# What is being asked
Quote every line as given.
--- start Data ---
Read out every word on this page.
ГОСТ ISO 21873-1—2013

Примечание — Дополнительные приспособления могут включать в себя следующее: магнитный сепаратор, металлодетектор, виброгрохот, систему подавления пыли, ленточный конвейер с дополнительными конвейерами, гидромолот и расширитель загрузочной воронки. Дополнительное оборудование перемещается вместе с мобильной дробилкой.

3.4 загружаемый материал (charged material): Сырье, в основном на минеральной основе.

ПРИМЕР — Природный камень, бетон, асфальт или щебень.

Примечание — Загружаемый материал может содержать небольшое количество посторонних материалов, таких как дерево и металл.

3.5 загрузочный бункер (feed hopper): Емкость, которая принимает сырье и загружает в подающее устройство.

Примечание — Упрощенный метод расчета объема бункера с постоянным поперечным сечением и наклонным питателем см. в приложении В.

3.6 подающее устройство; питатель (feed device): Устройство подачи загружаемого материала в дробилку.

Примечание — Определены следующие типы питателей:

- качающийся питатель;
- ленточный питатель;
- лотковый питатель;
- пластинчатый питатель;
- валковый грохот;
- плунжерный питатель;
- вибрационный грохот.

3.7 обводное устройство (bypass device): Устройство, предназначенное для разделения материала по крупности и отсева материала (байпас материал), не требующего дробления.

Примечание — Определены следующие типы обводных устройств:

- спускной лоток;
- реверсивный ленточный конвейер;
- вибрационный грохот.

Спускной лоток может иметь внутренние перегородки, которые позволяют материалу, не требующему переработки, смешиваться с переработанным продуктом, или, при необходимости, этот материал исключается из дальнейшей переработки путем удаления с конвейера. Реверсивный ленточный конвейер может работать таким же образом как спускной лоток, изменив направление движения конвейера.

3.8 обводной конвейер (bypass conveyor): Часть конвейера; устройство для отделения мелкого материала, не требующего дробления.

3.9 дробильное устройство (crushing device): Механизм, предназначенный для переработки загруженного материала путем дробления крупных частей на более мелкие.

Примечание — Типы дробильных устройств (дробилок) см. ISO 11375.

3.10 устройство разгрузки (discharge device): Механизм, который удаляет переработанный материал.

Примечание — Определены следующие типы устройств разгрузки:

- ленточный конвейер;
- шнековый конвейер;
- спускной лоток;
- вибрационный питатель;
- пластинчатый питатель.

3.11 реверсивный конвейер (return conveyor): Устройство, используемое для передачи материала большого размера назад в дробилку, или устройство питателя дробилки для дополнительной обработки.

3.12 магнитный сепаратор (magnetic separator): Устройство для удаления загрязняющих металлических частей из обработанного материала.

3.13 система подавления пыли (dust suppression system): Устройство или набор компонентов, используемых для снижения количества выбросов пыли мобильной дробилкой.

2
--- end Data ---
# Correct response
Read out every word on this page.
ГОСТ ISO 21873-1—2013

Примечание — Дополнительные приспособления могут включать в себя следующее: магнитный сепаратор, металлодетектор, виброгрохот, систему подавления пыли, ленточный конвейер с дополнительными конвейерами, гидромолот и расширитель загрузочной воронки. Дополнительное оборудование перемещается вместе с мобильной дробилкой.

3.4 загружаемый материал (charged material): Сырье, в основном на минеральной основе.

ПРИМЕР — Природный камень, бетон, асфальт или щебень.

Примечание — Загружаемый материал может содержать небольшое количество посторонних материалов, таких как дерево и металл.

3.5 загрузочный бункер (feed hopper): Емкость, которая принимает сырье и загружает в подающее устройство.

Примечание — Упрощенный метод расчета объема бункера с постоянным поперечным сечением и наклонным питателем см. в приложении В.

3.6 подающее устройство; питатель (feed device): Устройство подачи загружаемого материала в дробилку.

Примечание — Определены следующие типы питателей:

- качающийся питатель;
- ленточный питатель;
- лотковый питатель;
- пластинчатый питатель;
- валковый грохот;
- плунжерный питатель;
- вибрационный грохот.

3.7 обводное устройство (bypass device): Устройство, предназначенное для разделения материала по крупности и отсева материала (байпас материал), не требующего дробления.

Примечание — Определены следующие типы обводных устройств:

- спускной лоток;
- реверсивный ленточный конвейер;
- вибрационный грохот.

Спускной лоток может иметь внутренние перегородки, которые позволяют материалу, не требующему переработки, смешиваться с переработанным продуктом, или, при необходимости, этот материал исключается из дальнейшей переработки путем удаления с конвейера. Реверсивный ленточный конвейер может работать таким же образом как спускной лоток, изменив направление движения конвейера.

3.8 обводной конвейер (bypass conveyor): Часть конвейера; устройство для отделения мелкого материала, не требующего дробления.

3.9 дробильное устройство (crushing device): Механизм, предназначенный для переработки загруженного материала путем дробления крупных частей на более мелкие.

Примечание — Типы дробильных устройств (дробилок) см. ISO 11375.

3.10 устройство разгрузки (discharge device): Механизм, который удаляет переработанный материал.

Примечание — Определены следующие типы устройств разгрузки:

- ленточный конвейер;
- шнековый конвейер;
- спускной лоток;
- вибрационный питатель;
- пластинчатый питатель.

3.11 реверсивный конвейер (return conveyor): Устройство, используемое для передачи материала большого размера назад в дробилку, или устройство питателя дробилки для дополнительной обработки.

3.12 магнитный сепаратор (magnetic separator): Устройство для удаления загрязняющих металлических частей из обработанного материала.

3.13 система подавления пыли (dust suppression system): Устройство или набор компонентов, используемых для снижения количества выбросов пыли мобильной дробилкой.

2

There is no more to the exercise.